Exercise
Check each line of the listing for the string "screenshot", then state how many lines have it. Only the number is wanted.

Input material
━━━━━━━━━━

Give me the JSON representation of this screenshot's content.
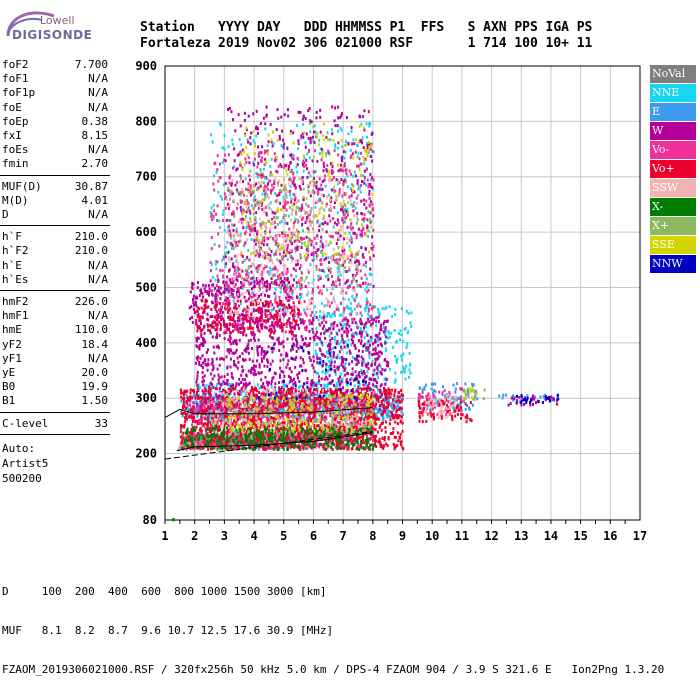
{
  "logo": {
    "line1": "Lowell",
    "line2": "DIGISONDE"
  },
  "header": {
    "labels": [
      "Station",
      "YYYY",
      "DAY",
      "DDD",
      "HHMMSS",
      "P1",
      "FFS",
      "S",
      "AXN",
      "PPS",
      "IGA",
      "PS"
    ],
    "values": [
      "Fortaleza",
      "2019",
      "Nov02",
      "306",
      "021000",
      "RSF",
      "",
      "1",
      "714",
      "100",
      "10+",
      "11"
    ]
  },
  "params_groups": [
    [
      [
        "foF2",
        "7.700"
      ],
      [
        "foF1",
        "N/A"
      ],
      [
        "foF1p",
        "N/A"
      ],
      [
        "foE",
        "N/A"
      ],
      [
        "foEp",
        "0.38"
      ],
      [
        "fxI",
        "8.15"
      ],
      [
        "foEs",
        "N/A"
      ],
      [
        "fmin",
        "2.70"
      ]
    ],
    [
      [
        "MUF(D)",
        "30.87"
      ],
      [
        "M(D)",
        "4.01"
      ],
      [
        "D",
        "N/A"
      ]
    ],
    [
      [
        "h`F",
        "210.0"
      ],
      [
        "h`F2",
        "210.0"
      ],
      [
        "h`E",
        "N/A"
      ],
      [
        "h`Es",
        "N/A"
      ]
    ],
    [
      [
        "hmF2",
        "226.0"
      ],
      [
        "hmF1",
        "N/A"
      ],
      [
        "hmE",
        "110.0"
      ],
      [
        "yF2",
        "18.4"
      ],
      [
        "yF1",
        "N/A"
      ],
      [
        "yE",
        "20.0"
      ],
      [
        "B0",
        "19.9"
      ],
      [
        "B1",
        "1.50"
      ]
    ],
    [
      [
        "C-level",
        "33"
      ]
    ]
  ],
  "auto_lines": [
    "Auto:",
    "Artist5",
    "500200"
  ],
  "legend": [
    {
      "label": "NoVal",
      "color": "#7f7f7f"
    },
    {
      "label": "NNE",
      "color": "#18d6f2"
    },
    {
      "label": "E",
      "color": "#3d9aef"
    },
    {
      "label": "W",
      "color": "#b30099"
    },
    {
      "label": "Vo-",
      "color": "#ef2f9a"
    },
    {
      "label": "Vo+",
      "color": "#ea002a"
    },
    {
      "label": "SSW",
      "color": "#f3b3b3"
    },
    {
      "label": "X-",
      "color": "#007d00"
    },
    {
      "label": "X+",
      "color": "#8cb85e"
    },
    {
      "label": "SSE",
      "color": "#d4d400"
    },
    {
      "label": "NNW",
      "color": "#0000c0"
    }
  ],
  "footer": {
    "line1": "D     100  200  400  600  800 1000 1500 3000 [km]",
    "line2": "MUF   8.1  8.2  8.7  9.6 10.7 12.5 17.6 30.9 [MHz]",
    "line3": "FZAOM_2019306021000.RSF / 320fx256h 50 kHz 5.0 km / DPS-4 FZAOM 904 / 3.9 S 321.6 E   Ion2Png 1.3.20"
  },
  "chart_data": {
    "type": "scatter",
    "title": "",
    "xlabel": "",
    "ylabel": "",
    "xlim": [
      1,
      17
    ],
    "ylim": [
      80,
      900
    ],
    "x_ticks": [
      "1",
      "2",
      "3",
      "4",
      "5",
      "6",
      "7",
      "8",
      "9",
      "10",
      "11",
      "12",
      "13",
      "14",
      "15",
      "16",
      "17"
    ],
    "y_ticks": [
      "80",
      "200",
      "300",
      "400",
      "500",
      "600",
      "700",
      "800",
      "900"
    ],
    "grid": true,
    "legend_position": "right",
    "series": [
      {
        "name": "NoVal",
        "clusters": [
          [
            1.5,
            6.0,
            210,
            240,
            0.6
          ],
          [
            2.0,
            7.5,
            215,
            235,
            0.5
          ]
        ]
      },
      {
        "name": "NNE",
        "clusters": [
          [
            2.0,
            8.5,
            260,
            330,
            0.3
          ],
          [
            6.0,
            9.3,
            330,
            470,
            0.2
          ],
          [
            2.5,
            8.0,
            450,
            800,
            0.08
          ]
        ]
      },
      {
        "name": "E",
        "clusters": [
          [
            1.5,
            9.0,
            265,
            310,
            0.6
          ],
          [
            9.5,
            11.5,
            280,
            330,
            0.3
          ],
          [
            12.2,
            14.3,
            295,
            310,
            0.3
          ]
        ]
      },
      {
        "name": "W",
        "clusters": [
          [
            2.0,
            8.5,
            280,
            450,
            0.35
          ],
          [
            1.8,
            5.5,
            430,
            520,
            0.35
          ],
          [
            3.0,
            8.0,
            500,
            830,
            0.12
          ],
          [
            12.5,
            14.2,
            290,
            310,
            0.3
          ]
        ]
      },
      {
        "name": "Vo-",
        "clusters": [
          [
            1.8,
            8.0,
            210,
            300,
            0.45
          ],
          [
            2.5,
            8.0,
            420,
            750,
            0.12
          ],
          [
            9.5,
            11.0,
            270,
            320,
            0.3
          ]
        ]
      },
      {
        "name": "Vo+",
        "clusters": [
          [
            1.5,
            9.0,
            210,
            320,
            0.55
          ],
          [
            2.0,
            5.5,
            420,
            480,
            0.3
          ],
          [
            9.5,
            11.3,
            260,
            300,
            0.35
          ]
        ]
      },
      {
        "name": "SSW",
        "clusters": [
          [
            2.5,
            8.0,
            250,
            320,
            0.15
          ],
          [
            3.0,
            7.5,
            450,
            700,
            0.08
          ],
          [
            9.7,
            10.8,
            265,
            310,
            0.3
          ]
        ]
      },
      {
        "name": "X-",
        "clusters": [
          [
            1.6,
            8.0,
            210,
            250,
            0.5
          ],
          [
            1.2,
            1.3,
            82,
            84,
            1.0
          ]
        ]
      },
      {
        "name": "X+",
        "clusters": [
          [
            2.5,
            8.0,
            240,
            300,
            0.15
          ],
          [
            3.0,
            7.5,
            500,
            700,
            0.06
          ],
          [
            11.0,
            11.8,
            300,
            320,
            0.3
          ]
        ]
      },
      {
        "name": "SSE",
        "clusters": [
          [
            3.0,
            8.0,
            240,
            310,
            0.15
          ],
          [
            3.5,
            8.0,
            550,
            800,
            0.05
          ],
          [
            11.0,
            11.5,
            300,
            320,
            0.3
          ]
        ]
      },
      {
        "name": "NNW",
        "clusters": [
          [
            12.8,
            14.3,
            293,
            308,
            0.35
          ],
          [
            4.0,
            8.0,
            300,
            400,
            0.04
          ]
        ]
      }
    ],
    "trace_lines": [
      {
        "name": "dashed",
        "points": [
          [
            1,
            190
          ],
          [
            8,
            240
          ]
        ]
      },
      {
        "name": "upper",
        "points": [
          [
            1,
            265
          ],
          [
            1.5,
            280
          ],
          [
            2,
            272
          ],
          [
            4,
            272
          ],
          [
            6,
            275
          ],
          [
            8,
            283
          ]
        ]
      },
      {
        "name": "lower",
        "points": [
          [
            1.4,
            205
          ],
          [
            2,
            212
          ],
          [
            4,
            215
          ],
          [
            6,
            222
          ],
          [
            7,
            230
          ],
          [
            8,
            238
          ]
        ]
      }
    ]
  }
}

━━━━━━━━━━

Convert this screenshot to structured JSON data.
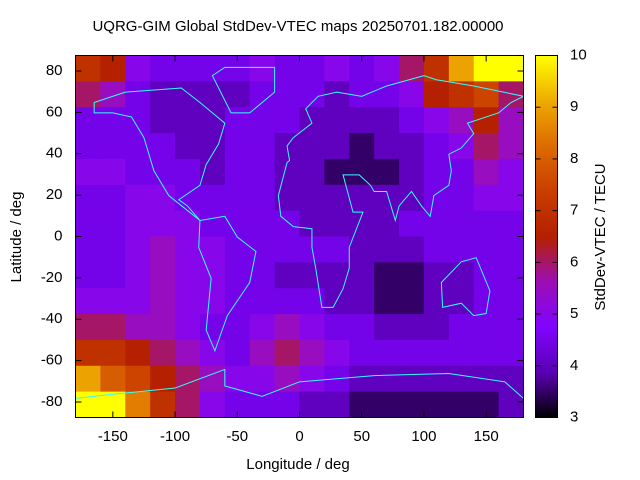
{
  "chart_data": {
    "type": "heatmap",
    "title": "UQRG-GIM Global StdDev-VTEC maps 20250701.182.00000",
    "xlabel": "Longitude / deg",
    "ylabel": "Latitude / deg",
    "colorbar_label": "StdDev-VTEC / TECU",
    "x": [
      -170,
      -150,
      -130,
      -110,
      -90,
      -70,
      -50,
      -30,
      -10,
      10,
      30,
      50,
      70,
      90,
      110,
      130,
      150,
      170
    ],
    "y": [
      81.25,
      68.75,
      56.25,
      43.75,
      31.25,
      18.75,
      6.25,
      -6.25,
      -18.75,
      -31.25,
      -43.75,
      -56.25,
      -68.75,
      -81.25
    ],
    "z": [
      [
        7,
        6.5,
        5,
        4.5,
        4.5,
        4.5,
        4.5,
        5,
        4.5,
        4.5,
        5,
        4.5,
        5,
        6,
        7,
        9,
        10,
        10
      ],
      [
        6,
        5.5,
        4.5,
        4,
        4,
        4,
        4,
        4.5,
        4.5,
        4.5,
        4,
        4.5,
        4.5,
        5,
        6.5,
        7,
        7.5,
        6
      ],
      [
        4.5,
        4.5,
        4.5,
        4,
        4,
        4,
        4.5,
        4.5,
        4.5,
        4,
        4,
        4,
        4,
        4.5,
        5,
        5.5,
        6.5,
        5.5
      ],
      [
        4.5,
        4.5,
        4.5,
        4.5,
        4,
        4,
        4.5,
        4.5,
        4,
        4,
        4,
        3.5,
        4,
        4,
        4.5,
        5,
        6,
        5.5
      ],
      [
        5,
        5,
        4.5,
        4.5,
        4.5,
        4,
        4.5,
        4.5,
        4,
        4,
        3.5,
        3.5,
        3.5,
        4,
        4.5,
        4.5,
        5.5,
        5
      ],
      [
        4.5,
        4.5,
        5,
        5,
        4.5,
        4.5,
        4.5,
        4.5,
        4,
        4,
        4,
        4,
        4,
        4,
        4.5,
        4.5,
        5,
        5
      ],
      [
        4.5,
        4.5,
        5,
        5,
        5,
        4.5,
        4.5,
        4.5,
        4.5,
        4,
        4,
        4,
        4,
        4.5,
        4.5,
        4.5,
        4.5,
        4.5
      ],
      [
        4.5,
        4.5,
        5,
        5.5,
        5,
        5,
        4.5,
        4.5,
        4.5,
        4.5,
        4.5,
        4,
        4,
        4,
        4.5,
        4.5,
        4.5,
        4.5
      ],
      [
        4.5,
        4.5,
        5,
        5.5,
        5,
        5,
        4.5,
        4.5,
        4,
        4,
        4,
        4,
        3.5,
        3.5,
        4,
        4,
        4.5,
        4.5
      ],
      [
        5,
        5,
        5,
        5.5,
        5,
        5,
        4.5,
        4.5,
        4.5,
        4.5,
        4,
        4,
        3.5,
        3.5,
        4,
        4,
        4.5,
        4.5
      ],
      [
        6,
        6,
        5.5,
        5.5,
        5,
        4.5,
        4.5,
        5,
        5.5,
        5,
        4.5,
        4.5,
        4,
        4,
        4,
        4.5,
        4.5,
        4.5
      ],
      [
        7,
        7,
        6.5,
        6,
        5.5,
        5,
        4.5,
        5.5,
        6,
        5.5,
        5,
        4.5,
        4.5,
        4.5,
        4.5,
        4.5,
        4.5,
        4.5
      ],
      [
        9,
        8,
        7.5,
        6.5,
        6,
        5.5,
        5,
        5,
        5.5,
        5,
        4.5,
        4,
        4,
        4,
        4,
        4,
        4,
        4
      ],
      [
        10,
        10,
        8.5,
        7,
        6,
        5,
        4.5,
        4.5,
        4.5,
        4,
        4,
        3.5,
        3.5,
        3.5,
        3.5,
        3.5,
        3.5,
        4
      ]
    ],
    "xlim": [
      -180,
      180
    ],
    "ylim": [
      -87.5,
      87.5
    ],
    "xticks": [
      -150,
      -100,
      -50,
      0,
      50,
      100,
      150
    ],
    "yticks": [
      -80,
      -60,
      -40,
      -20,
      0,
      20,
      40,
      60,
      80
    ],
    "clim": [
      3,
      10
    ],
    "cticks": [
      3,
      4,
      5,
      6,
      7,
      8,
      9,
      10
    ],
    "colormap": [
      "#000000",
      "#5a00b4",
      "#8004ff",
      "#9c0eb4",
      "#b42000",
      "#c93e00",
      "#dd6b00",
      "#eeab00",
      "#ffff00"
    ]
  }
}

━━━━━━━━━━

Solution to this task
2